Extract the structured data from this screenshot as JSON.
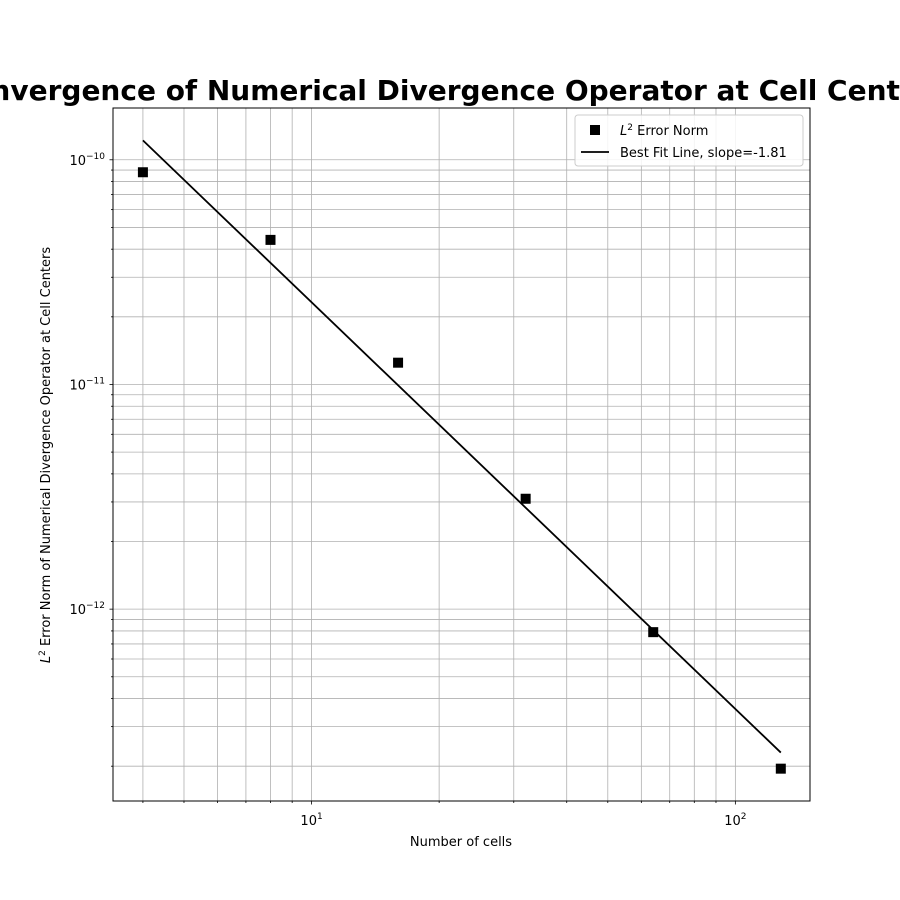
{
  "chart_data": {
    "type": "scatter",
    "title": "Convergence of Numerical Divergence Operator at Cell Centers",
    "xlabel": "Number of cells",
    "ylabel": "L² Error Norm of Numerical Divergence Operator at Cell Centers",
    "x_scale": "log",
    "y_scale": "log",
    "xlim": [
      3.4,
      150
    ],
    "ylim": [
      1.4e-13,
      1.7e-10
    ],
    "grid": true,
    "legend_position": "upper-right",
    "x_ticks": [
      {
        "value": 10,
        "base": "10",
        "exp": "1"
      },
      {
        "value": 100,
        "base": "10",
        "exp": "2"
      }
    ],
    "y_ticks": [
      {
        "value": 1e-12,
        "base": "10",
        "exp": "−12"
      },
      {
        "value": 1e-11,
        "base": "10",
        "exp": "−11"
      },
      {
        "value": 1e-10,
        "base": "10",
        "exp": "−10"
      }
    ],
    "series": [
      {
        "name": "L² Error Norm",
        "kind": "points",
        "marker": "square",
        "color": "#000000",
        "x": [
          4,
          8,
          16,
          32,
          64,
          128
        ],
        "y": [
          8.8e-11,
          4.4e-11,
          1.25e-11,
          3.1e-12,
          7.9e-13,
          1.95e-13
        ]
      },
      {
        "name": "Best Fit Line, slope=-1.81",
        "kind": "line",
        "color": "#000000",
        "x": [
          4,
          128
        ],
        "y": [
          1.22e-10,
          2.3e-13
        ]
      }
    ]
  }
}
- - -
Your goal | Restate each line of the material word for word, skipping any picture.

Exercise response |
Extract the structured data from this screenshot as JSON.
{
  "chart_data": {
    "type": "scatter",
    "title": "Convergence of Numerical Divergence Operator at Cell Centers",
    "xlabel": "Number of cells",
    "ylabel": "L² Error Norm of Numerical Divergence Operator at Cell Centers",
    "x_scale": "log",
    "y_scale": "log",
    "xlim": [
      3.4,
      150
    ],
    "ylim": [
      1.4e-13,
      1.7e-10
    ],
    "grid": true,
    "legend_position": "upper-right",
    "x_ticks": [
      {
        "value": 10,
        "base": "10",
        "exp": "1"
      },
      {
        "value": 100,
        "base": "10",
        "exp": "2"
      }
    ],
    "y_ticks": [
      {
        "value": 1e-12,
        "base": "10",
        "exp": "−12"
      },
      {
        "value": 1e-11,
        "base": "10",
        "exp": "−11"
      },
      {
        "value": 1e-10,
        "base": "10",
        "exp": "−10"
      }
    ],
    "series": [
      {
        "name": "L² Error Norm",
        "kind": "points",
        "marker": "square",
        "color": "#000000",
        "x": [
          4,
          8,
          16,
          32,
          64,
          128
        ],
        "y": [
          8.8e-11,
          4.4e-11,
          1.25e-11,
          3.1e-12,
          7.9e-13,
          1.95e-13
        ]
      },
      {
        "name": "Best Fit Line, slope=-1.81",
        "kind": "line",
        "color": "#000000",
        "x": [
          4,
          128
        ],
        "y": [
          1.22e-10,
          2.3e-13
        ]
      }
    ]
  }
}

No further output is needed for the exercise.